## Exercise task
Scan the records for the word "this". Copy each line that includes it.

## Given information
________________________________________

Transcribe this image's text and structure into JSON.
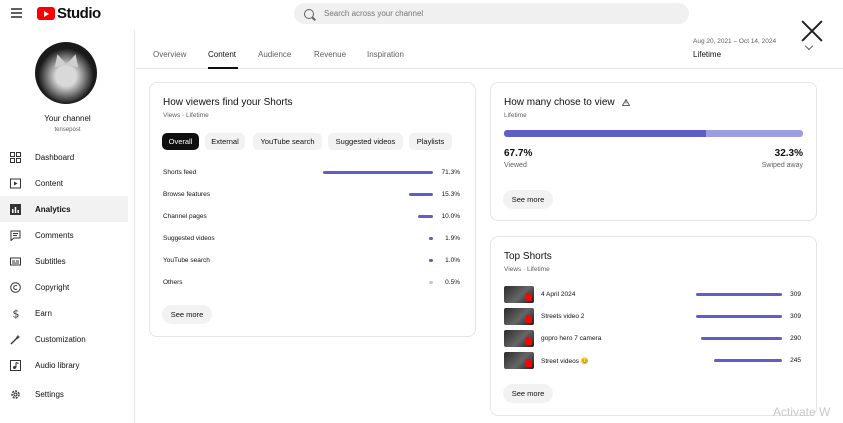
{
  "app": {
    "brand": "Studio"
  },
  "search": {
    "placeholder": "Search across your channel"
  },
  "channel": {
    "name": "Your channel",
    "handle": "tensepost"
  },
  "sidebar": {
    "items": [
      {
        "label": "Dashboard",
        "icon": "dashboard-icon"
      },
      {
        "label": "Content",
        "icon": "content-icon"
      },
      {
        "label": "Analytics",
        "icon": "analytics-icon",
        "active": true
      },
      {
        "label": "Comments",
        "icon": "comments-icon"
      },
      {
        "label": "Subtitles",
        "icon": "subtitles-icon"
      },
      {
        "label": "Copyright",
        "icon": "copyright-icon"
      },
      {
        "label": "Earn",
        "icon": "earn-icon"
      },
      {
        "label": "Customization",
        "icon": "customization-icon"
      },
      {
        "label": "Audio library",
        "icon": "audio-library-icon"
      },
      {
        "label": "Settings",
        "icon": "settings-icon"
      }
    ]
  },
  "tabs": [
    {
      "label": "Overview"
    },
    {
      "label": "Content",
      "active": true
    },
    {
      "label": "Audience"
    },
    {
      "label": "Revenue"
    },
    {
      "label": "Inspiration"
    }
  ],
  "date": {
    "range": "Aug 20, 2021 – Oct 14, 2024",
    "period": "Lifetime"
  },
  "find_card": {
    "title": "How viewers find your Shorts",
    "subtitle": "Views · Lifetime",
    "chips": [
      {
        "label": "Overall",
        "active": true
      },
      {
        "label": "External"
      },
      {
        "label": "YouTube search"
      },
      {
        "label": "Suggested videos"
      },
      {
        "label": "Playlists"
      }
    ],
    "rows": [
      {
        "label": "Shorts feed",
        "value": 71.3,
        "pct": "71.3%"
      },
      {
        "label": "Browse features",
        "value": 15.3,
        "pct": "15.3%"
      },
      {
        "label": "Channel pages",
        "value": 10.0,
        "pct": "10.0%"
      },
      {
        "label": "Suggested videos",
        "value": 1.9,
        "pct": "1.9%"
      },
      {
        "label": "YouTube search",
        "value": 1.0,
        "pct": "1.0%"
      },
      {
        "label": "Others",
        "value": 0.5,
        "pct": "0.5%"
      }
    ],
    "see_more": "See more"
  },
  "view_card": {
    "title": "How many chose to view",
    "subtitle": "Lifetime",
    "viewed_value": 67.7,
    "viewed_pct": "67.7%",
    "viewed_label": "Viewed",
    "swiped_pct": "32.3%",
    "swiped_label": "Swiped away",
    "see_more": "See more"
  },
  "top_card": {
    "title": "Top Shorts",
    "subtitle": "Views · Lifetime",
    "items": [
      {
        "title": "4 April 2024",
        "views": 309,
        "views_label": "309"
      },
      {
        "title": "Streets video 2",
        "views": 309,
        "views_label": "309"
      },
      {
        "title": "gopro hero 7 camera",
        "views": 290,
        "views_label": "290"
      },
      {
        "title": "Street videos 😊",
        "views": 245,
        "views_label": "245"
      }
    ],
    "see_more": "See more"
  },
  "watermark": "Activate W",
  "colors": {
    "accent": "#5e5ec9",
    "accent_light": "#9c9ce0",
    "brand_red": "#ff0000"
  }
}
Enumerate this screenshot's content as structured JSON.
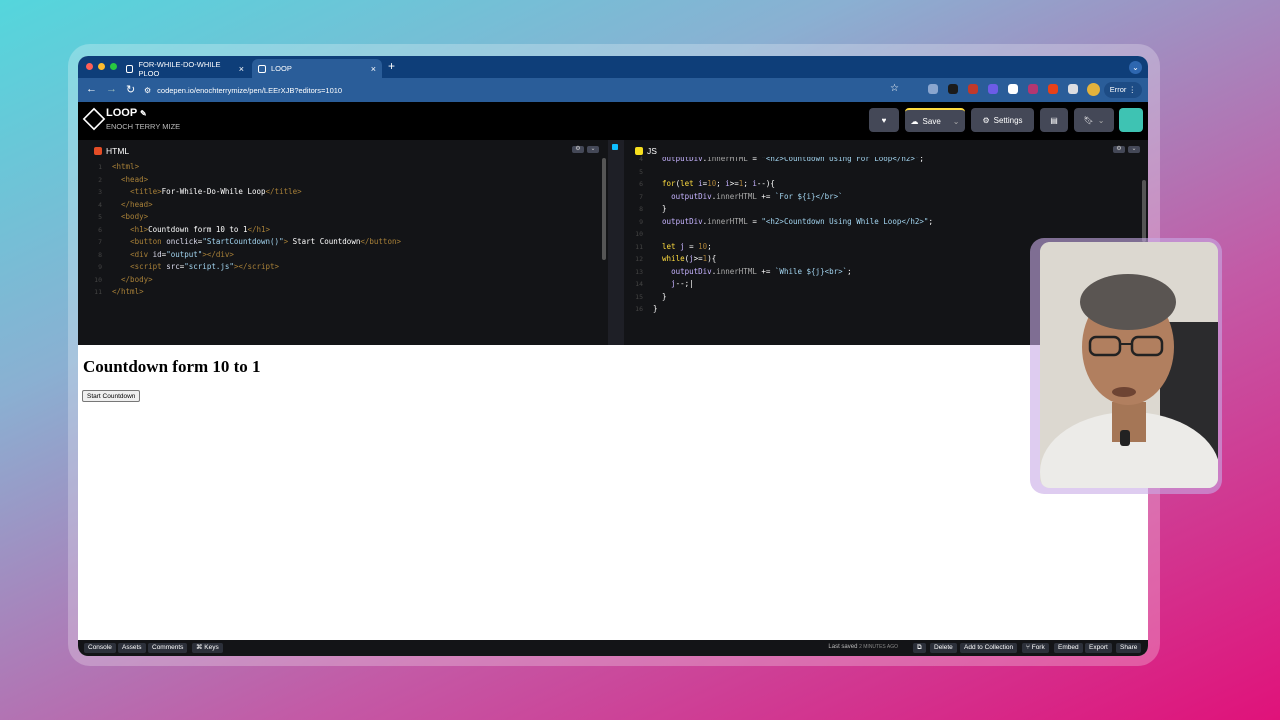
{
  "browser": {
    "tabs": [
      {
        "label": "FOR-WHILE-DO-WHILE PLOO"
      },
      {
        "label": "LOOP"
      }
    ],
    "url": "codepen.io/enochterrymize/pen/LEErXJB?editors=1010",
    "error_label": "Error"
  },
  "header": {
    "title": "LOOP",
    "author": "ENOCH TERRY MIZE",
    "save_label": "Save",
    "settings_label": "Settings"
  },
  "html_pane": {
    "label": "HTML",
    "line_numbers": [
      "1",
      "2",
      "3",
      "4",
      "5",
      "6",
      "7",
      "8",
      "9",
      "10",
      "11"
    ]
  },
  "js_pane": {
    "label": "JS",
    "line_numbers": [
      "4",
      "5",
      "6",
      "7",
      "8",
      "9",
      "10",
      "11",
      "12",
      "13",
      "14",
      "15",
      "16"
    ]
  },
  "preview": {
    "heading": "Countdown form 10 to 1",
    "button_label": "Start Countdown"
  },
  "footer": {
    "console": "Console",
    "assets": "Assets",
    "comments": "Comments",
    "keys": "⌘ Keys",
    "last_saved_prefix": "Last saved",
    "last_saved_value": "2 MINUTES AGO",
    "delete": "Delete",
    "add_to_collection": "Add to Collection",
    "fork": "Fork",
    "embed": "Embed",
    "export": "Export",
    "share": "Share"
  },
  "colors": {
    "tab_bar": "#0e3e79",
    "address_bar": "#2a5d99",
    "editor_bg": "#131417"
  }
}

________________________________________

## The result
Transcribe this image's text and structure into JSON.
Enumerate this screenshot's content as structured JSON.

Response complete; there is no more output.